- _Stated goal_: Count the lines below that contain the word "name", and reply with only that number.

- _Stored records_:
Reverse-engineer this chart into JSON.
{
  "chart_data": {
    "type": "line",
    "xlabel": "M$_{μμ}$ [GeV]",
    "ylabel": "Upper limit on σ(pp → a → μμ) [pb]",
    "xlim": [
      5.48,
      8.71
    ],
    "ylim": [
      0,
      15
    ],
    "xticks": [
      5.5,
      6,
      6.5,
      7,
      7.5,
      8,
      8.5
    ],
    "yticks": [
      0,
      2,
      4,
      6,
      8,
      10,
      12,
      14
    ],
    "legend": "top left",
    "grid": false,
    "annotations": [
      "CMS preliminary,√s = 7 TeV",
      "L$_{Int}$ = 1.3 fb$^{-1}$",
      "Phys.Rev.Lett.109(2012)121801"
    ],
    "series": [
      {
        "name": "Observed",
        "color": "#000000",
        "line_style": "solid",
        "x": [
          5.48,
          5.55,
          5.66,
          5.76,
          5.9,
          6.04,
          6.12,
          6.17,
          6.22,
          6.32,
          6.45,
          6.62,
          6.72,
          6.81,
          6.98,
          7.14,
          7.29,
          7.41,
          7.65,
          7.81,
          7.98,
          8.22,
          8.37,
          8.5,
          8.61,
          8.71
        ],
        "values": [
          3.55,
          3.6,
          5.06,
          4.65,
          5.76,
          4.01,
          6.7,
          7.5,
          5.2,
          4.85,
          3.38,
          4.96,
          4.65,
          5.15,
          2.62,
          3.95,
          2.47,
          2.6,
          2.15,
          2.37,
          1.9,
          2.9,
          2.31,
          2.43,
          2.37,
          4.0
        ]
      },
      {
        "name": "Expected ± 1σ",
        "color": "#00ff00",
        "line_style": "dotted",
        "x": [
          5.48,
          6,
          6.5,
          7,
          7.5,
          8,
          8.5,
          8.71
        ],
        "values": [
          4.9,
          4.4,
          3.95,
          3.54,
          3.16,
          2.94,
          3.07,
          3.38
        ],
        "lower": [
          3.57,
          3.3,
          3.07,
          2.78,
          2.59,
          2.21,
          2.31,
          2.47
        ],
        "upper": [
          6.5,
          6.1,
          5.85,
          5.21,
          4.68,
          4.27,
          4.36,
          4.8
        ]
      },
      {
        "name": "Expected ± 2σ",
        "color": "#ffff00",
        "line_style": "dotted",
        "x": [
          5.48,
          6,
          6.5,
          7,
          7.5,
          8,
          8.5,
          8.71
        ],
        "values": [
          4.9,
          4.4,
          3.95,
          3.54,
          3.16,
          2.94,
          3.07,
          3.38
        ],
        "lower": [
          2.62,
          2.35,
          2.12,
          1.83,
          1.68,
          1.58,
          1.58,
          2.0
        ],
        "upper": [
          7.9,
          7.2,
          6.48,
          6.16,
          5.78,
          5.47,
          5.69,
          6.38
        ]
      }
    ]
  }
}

- _Answer to the problem_: 3